*** Listed records ***

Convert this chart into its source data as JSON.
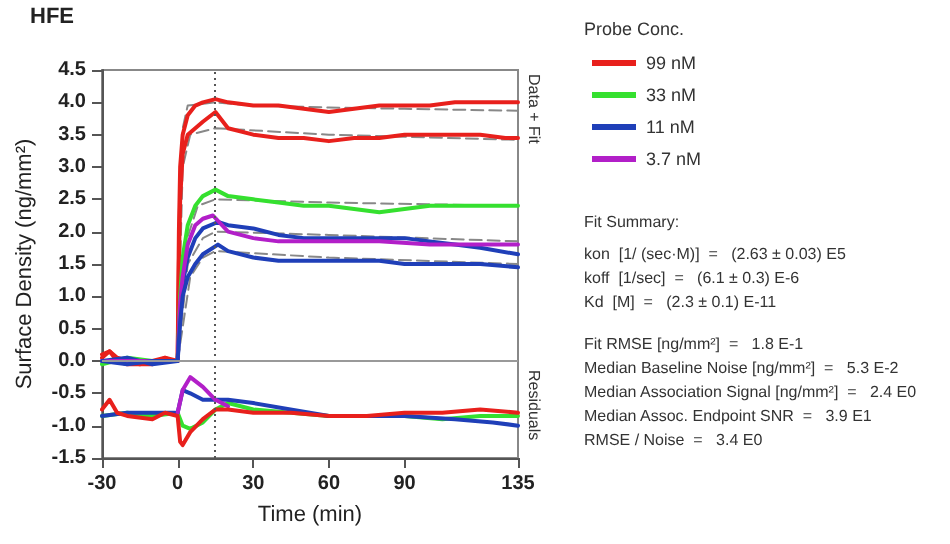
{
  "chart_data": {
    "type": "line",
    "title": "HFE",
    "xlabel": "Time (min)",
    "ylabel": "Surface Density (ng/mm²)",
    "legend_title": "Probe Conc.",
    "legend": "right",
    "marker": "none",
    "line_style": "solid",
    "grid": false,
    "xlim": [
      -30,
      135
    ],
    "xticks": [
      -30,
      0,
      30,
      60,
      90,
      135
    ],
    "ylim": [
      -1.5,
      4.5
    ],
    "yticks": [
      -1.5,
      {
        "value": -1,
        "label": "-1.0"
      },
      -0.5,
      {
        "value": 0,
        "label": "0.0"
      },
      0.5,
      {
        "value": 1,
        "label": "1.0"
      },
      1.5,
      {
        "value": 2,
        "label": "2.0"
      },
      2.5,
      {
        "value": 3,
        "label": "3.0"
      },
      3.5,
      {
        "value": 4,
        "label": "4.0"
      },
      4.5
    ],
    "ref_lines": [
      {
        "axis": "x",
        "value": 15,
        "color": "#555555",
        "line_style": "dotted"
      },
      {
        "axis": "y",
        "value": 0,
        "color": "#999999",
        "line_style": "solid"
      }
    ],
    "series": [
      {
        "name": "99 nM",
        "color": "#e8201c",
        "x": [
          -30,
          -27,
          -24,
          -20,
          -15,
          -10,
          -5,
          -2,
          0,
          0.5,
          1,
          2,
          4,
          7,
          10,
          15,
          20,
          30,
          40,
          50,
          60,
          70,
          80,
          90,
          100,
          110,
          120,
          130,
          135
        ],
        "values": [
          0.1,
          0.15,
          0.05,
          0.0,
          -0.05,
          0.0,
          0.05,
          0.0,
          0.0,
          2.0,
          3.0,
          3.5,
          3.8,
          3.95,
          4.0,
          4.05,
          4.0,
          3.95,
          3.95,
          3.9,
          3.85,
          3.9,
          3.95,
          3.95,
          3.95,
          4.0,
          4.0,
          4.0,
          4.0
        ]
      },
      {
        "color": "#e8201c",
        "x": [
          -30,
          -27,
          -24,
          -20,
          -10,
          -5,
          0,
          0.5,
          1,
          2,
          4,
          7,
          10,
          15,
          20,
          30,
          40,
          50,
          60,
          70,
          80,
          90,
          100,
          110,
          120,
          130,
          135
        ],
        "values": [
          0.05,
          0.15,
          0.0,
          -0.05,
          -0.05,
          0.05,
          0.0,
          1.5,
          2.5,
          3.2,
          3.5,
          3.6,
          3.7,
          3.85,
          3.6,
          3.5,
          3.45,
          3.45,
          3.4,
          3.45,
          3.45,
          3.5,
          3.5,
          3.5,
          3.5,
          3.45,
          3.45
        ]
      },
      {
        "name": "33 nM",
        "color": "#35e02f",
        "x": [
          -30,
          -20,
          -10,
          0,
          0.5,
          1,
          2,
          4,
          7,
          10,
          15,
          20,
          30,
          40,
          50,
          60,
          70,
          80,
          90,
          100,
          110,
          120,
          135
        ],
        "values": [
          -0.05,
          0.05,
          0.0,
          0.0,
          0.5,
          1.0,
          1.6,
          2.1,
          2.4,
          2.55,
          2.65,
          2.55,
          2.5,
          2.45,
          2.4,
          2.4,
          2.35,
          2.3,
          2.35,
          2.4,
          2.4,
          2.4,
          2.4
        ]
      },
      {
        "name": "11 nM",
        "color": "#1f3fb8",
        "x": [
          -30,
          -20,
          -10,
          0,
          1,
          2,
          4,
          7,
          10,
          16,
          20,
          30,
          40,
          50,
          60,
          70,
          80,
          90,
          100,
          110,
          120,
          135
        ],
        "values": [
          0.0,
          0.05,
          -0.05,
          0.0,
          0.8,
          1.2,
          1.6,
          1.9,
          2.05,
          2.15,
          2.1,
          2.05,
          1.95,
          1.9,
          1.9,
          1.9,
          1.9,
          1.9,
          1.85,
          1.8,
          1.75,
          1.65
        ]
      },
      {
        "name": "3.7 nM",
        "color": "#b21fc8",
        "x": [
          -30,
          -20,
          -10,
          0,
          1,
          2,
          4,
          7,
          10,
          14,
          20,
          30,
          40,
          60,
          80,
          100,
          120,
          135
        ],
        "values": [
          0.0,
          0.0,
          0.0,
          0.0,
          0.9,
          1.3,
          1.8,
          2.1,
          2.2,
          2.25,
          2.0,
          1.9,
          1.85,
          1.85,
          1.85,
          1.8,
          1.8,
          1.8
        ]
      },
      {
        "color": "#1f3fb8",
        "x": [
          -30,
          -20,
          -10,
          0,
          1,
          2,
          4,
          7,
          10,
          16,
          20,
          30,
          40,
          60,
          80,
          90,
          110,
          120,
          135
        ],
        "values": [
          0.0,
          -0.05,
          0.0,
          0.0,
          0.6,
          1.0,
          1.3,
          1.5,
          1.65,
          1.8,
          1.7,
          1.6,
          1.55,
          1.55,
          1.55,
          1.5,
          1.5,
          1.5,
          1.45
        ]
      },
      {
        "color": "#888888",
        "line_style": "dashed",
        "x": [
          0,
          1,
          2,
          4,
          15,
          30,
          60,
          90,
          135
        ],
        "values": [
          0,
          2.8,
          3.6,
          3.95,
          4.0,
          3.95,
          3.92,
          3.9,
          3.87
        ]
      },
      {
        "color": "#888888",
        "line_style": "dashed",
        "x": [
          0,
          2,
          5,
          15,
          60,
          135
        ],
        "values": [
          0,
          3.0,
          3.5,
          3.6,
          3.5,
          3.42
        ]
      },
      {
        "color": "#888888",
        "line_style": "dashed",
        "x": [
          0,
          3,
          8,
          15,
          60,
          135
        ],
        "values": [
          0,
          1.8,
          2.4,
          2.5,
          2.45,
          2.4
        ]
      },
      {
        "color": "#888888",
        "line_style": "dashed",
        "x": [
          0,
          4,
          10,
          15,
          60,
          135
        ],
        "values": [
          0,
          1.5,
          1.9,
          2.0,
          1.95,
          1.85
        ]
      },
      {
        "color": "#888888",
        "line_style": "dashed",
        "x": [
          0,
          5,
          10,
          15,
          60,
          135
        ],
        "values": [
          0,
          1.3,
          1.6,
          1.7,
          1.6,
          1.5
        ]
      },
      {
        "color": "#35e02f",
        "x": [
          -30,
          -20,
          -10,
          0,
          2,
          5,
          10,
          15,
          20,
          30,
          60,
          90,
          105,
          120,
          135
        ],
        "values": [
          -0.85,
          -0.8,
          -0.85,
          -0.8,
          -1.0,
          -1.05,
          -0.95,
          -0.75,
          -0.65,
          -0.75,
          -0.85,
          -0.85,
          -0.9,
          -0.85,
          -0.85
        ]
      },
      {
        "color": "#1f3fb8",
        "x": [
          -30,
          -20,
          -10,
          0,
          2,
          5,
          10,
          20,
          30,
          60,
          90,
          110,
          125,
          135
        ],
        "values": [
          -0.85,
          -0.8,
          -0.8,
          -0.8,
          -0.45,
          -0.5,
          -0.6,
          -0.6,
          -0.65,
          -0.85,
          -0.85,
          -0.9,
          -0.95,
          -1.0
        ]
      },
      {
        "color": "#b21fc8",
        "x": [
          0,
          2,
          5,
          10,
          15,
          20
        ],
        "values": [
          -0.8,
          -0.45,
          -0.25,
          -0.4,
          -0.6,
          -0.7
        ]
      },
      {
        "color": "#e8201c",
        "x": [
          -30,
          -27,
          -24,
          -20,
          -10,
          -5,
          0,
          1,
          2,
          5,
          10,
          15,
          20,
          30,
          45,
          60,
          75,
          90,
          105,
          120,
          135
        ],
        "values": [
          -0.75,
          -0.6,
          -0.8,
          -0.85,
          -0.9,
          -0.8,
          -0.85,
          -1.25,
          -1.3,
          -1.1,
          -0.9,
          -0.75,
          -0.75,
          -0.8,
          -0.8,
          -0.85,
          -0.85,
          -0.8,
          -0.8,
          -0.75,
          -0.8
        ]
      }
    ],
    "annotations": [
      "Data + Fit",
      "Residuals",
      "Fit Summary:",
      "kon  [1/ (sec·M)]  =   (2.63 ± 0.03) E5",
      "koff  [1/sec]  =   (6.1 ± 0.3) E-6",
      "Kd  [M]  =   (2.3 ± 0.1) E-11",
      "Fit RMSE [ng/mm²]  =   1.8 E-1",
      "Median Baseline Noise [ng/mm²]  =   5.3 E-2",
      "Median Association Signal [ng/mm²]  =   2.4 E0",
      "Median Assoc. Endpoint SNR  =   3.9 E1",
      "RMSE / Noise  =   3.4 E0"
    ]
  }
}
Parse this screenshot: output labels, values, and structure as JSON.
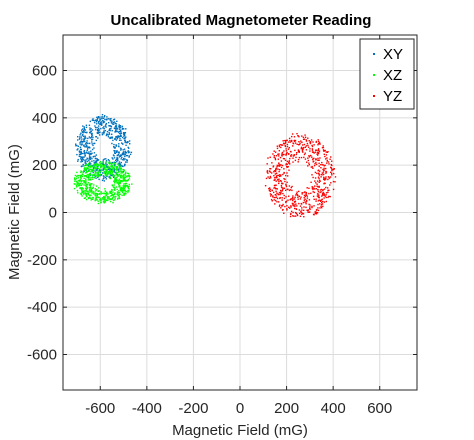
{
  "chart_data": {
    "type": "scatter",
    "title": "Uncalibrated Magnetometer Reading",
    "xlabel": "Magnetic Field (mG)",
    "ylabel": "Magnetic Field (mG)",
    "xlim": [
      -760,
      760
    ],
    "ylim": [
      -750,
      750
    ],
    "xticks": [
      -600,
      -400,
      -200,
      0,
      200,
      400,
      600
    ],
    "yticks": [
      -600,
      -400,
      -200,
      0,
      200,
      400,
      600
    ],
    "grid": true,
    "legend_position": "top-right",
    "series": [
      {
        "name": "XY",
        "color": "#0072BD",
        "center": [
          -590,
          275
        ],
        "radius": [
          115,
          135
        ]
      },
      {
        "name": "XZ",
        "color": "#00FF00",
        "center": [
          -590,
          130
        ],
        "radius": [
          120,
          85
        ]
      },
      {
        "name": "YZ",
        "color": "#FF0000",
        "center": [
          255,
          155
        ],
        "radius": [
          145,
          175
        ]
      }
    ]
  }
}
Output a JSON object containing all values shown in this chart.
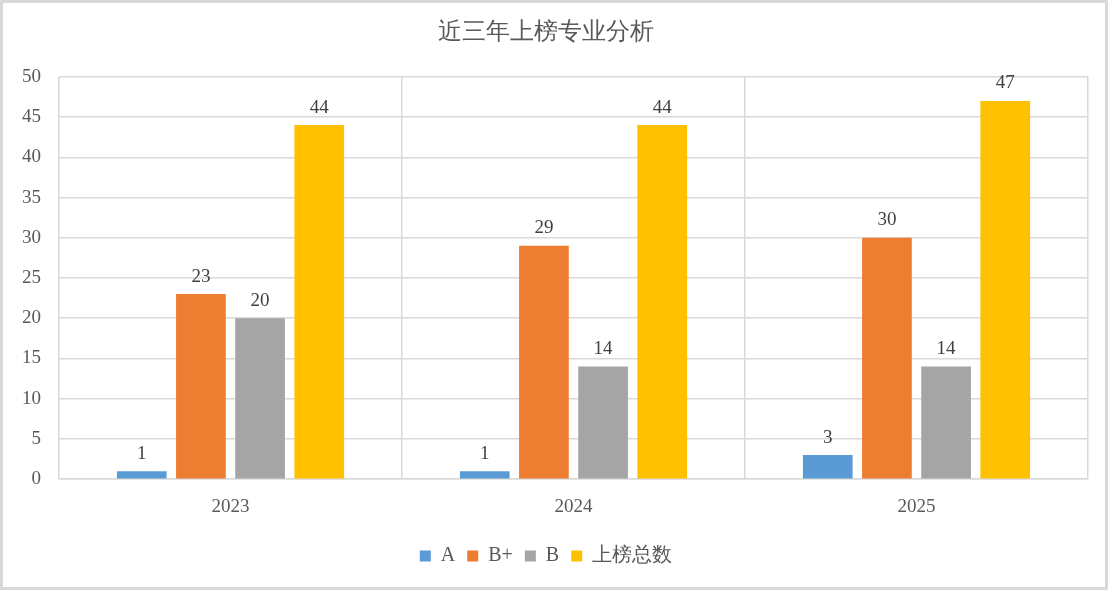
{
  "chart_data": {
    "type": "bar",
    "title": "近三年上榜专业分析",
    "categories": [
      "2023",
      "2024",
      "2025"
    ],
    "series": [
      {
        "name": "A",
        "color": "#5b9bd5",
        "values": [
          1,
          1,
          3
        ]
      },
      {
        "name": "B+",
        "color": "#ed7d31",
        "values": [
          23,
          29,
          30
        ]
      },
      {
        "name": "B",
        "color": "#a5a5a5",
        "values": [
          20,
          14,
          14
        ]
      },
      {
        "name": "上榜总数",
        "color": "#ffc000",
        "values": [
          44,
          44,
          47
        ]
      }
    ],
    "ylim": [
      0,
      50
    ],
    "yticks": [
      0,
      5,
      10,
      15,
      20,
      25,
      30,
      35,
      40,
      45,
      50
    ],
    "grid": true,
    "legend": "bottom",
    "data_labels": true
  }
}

***

The request :: From the entries above, extract each line containing "JSON".

Written solution ::
Convert this chart into its source data as JSON.
Parse this screenshot: output labels, values, and structure as JSON.
Output a JSON object containing all values shown in this chart.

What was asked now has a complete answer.